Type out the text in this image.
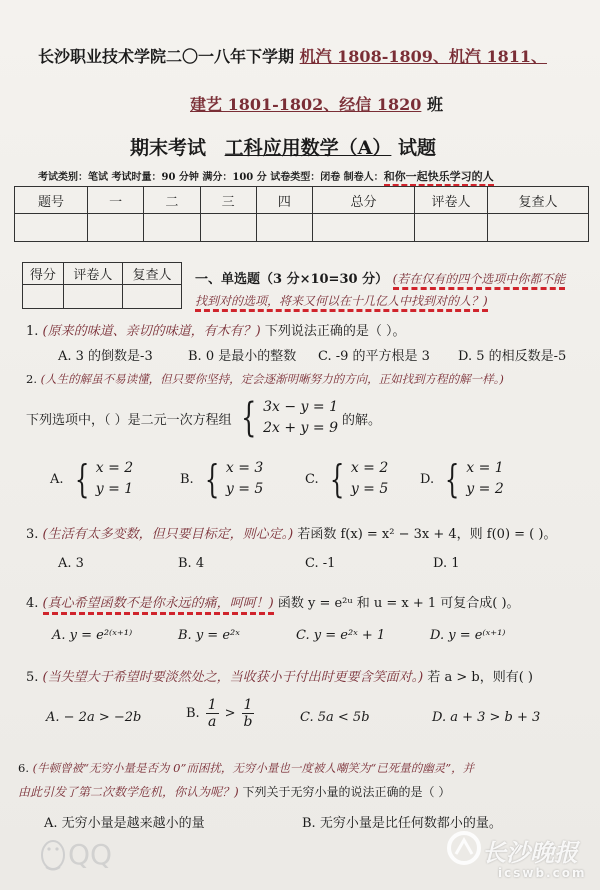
长沙职业技术学院二〇一八年下学期 机汽 1808-1809、机汽 1811、
建艺 1801-1802、经信 1820 班
期末考试 工科应用数学（A） 试题
考试类别：笔试 考试时量：90 分钟 满分：100 分 试卷类型：闭卷 制卷人：和你一起快乐学习的人
题号	一	二	三	四	总分	评卷人	复查人

得分	评卷人	复查人
		一、单选题（3 分×10=30 分） (若在仅有的四个选项中你都不能
找到对的选项，将来又何以在十几亿人中找到对的人？)
1. (原来的味道、亲切的味道，有木有？) 下列说法正确的是（ ）。
A. 3 的倒数是-3	B. 0 是最小的整数 C. -9 的平方根是 3 D. 5 的相反数是-5
2. (人生的解虽不易读懂，但只要你坚持，定会逐渐明晰努力的方向，正如找到方程的解一样。)
下列选项中，（ ）是二元一次方程组 { 3x − y = 1
2x + y = 9 的解。
A. { x = 2
y = 1
B. { x = 3
y = 5
C. { x = 2
y = 5
D. { x = 1
y = 2
3. (生活有太多变数，但只要目标定，则心定。) 若函数 f(x) = x² − 3x + 4，则 f(0) = ( )。
A. 3	B. 4	C. -1	D. 1
4. (真心希望函数不是你永远的痛，呵呵！) 函数 y = e²ᵘ 和 u = x + 1 可复合成( )。
A. y = e²⁽ˣ⁺¹⁾	B. y = e²ˣ	C. y = e²ˣ + 1	D. y = e⁽ˣ⁺¹⁾
5. (当失望大于希望时要淡然处之，当收获小于付出时更要含笑面对。) 若 a > b，则有( )
A. − 2a > −2b	B. $\frac{1}{a} > \frac{1}{b}$	C. 5a < 5b	D. a + 3 > b + 3
6. (牛顿曾被“无穷小量是否为 0”而困扰，无穷小量也一度被人嘲笑为“已死量的幽灵”，并
由此引发了第二次数学危机，你认为呢？) 下列关于无穷小量的说法正确的是（ ）
A. 无穷小量是越来越小的量	B. 无穷小量是比任何数都小的量。
QQ	长沙晚报
icswb.com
☆ ☆ ☆ ☆ ☆ ☆ ☆
§ WHAT THE TASK ASKS: Working from the lines above, reproduce the material exactly and exclude its pictures.

§ THE SOLUTION:
Type out the text in this image.
长沙职业技术学院二〇一八年下学期 机汽 1808-1809、机汽 1811、
建艺 1801-1802、经信 1820 班
期末考试 工科应用数学（A） 试题
考试类别：笔试 考试时量：90 分钟 满分：100 分 试卷类型：闭卷 制卷人：和你一起快乐学习的人
题号	一	二	三	四	总分	评卷人	复查人

得分	评卷人	复查人
		一、单选题（3 分×10=30 分） (若在仅有的四个选项中你都不能
找到对的选项，将来又何以在十几亿人中找到对的人？)
1. (原来的味道、亲切的味道，有木有？) 下列说法正确的是（ ）。
A. 3 的倒数是-3	B. 0 是最小的整数 C. -9 的平方根是 3 D. 5 的相反数是-5
2. (人生的解虽不易读懂，但只要你坚持，定会逐渐明晰努力的方向，正如找到方程的解一样。)
下列选项中，（ ）是二元一次方程组 { 3x − y = 1
2x + y = 9 的解。
A. { x = 2
y = 1
B. { x = 3
y = 5
C. { x = 2
y = 5
D. { x = 1
y = 2
3. (生活有太多变数，但只要目标定，则心定。) 若函数 f(x) = x² − 3x + 4，则 f(0) = ( )。
A. 3	B. 4	C. -1	D. 1
4. (真心希望函数不是你永远的痛，呵呵！) 函数 y = e²ᵘ 和 u = x + 1 可复合成( )。
A. y = e²⁽ˣ⁺¹⁾	B. y = e²ˣ	C. y = e²ˣ + 1	D. y = e⁽ˣ⁺¹⁾
5. (当失望大于希望时要淡然处之，当收获小于付出时更要含笑面对。) 若 a > b，则有( )
A. − 2a > −2b	B. $\frac{1}{a} > \frac{1}{b}$	C. 5a < 5b	D. a + 3 > b + 3
6. (牛顿曾被“无穷小量是否为 0”而困扰，无穷小量也一度被人嘲笑为“已死量的幽灵”，并
由此引发了第二次数学危机，你认为呢？) 下列关于无穷小量的说法正确的是（ ）
A. 无穷小量是越来越小的量	B. 无穷小量是比任何数都小的量。
QQ	长沙晚报
icswb.com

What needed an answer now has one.